** Start SOURCE RECORDS **

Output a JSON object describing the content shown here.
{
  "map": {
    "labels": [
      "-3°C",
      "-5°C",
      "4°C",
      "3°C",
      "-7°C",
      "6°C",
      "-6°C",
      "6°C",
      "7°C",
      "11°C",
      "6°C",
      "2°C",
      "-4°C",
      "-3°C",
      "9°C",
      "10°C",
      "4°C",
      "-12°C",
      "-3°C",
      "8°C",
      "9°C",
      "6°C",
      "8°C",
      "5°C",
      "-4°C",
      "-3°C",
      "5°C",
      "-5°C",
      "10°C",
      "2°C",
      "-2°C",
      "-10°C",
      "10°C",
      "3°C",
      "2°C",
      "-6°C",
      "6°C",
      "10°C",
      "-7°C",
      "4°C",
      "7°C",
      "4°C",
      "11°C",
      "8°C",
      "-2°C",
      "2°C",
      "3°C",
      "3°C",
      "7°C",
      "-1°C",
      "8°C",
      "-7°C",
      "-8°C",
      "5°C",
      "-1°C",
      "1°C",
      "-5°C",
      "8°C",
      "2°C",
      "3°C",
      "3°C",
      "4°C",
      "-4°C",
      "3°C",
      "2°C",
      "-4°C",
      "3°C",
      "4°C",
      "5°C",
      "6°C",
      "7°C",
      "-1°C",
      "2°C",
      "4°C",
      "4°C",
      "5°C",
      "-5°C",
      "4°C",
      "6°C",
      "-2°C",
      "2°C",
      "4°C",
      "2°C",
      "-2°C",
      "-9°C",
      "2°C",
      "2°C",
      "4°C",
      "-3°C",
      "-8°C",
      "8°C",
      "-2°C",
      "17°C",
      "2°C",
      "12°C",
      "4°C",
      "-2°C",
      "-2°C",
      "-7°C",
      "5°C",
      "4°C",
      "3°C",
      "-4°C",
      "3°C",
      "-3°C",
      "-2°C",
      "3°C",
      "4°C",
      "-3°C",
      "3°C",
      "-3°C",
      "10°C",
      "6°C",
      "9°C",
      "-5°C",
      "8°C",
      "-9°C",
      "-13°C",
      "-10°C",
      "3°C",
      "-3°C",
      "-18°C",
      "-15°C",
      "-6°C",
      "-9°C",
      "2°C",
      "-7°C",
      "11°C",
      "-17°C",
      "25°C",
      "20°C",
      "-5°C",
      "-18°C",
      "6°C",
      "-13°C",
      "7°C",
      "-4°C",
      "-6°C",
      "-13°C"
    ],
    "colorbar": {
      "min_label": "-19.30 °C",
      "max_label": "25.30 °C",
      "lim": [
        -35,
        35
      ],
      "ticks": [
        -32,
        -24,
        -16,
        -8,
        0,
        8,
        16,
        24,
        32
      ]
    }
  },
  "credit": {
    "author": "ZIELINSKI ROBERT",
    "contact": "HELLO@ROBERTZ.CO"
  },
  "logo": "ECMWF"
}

** End SOURCE RECORDS **

GOAL - Repeat the data precisely, line by line.

REPLY TO THE TASK -
Output a JSON object describing the content shown here.
{
  "map": {
    "labels": [
      "-3°C",
      "-5°C",
      "4°C",
      "3°C",
      "-7°C",
      "6°C",
      "-6°C",
      "6°C",
      "7°C",
      "11°C",
      "6°C",
      "2°C",
      "-4°C",
      "-3°C",
      "9°C",
      "10°C",
      "4°C",
      "-12°C",
      "-3°C",
      "8°C",
      "9°C",
      "6°C",
      "8°C",
      "5°C",
      "-4°C",
      "-3°C",
      "5°C",
      "-5°C",
      "10°C",
      "2°C",
      "-2°C",
      "-10°C",
      "10°C",
      "3°C",
      "2°C",
      "-6°C",
      "6°C",
      "10°C",
      "-7°C",
      "4°C",
      "7°C",
      "4°C",
      "11°C",
      "8°C",
      "-2°C",
      "2°C",
      "3°C",
      "3°C",
      "7°C",
      "-1°C",
      "8°C",
      "-7°C",
      "-8°C",
      "5°C",
      "-1°C",
      "1°C",
      "-5°C",
      "8°C",
      "2°C",
      "3°C",
      "3°C",
      "4°C",
      "-4°C",
      "3°C",
      "2°C",
      "-4°C",
      "3°C",
      "4°C",
      "5°C",
      "6°C",
      "7°C",
      "-1°C",
      "2°C",
      "4°C",
      "4°C",
      "5°C",
      "-5°C",
      "4°C",
      "6°C",
      "-2°C",
      "2°C",
      "4°C",
      "2°C",
      "-2°C",
      "-9°C",
      "2°C",
      "2°C",
      "4°C",
      "-3°C",
      "-8°C",
      "8°C",
      "-2°C",
      "17°C",
      "2°C",
      "12°C",
      "4°C",
      "-2°C",
      "-2°C",
      "-7°C",
      "5°C",
      "4°C",
      "3°C",
      "-4°C",
      "3°C",
      "-3°C",
      "-2°C",
      "3°C",
      "4°C",
      "-3°C",
      "3°C",
      "-3°C",
      "10°C",
      "6°C",
      "9°C",
      "-5°C",
      "8°C",
      "-9°C",
      "-13°C",
      "-10°C",
      "3°C",
      "-3°C",
      "-18°C",
      "-15°C",
      "-6°C",
      "-9°C",
      "2°C",
      "-7°C",
      "11°C",
      "-17°C",
      "25°C",
      "20°C",
      "-5°C",
      "-18°C",
      "6°C",
      "-13°C",
      "7°C",
      "-4°C",
      "-6°C",
      "-13°C"
    ],
    "colorbar": {
      "min_label": "-19.30 °C",
      "max_label": "25.30 °C",
      "lim": [
        -35,
        35
      ],
      "ticks": [
        -32,
        -24,
        -16,
        -8,
        0,
        8,
        16,
        24,
        32
      ]
    }
  },
  "credit": {
    "author": "ZIELINSKI ROBERT",
    "contact": "HELLO@ROBERTZ.CO"
  },
  "logo": "ECMWF"
}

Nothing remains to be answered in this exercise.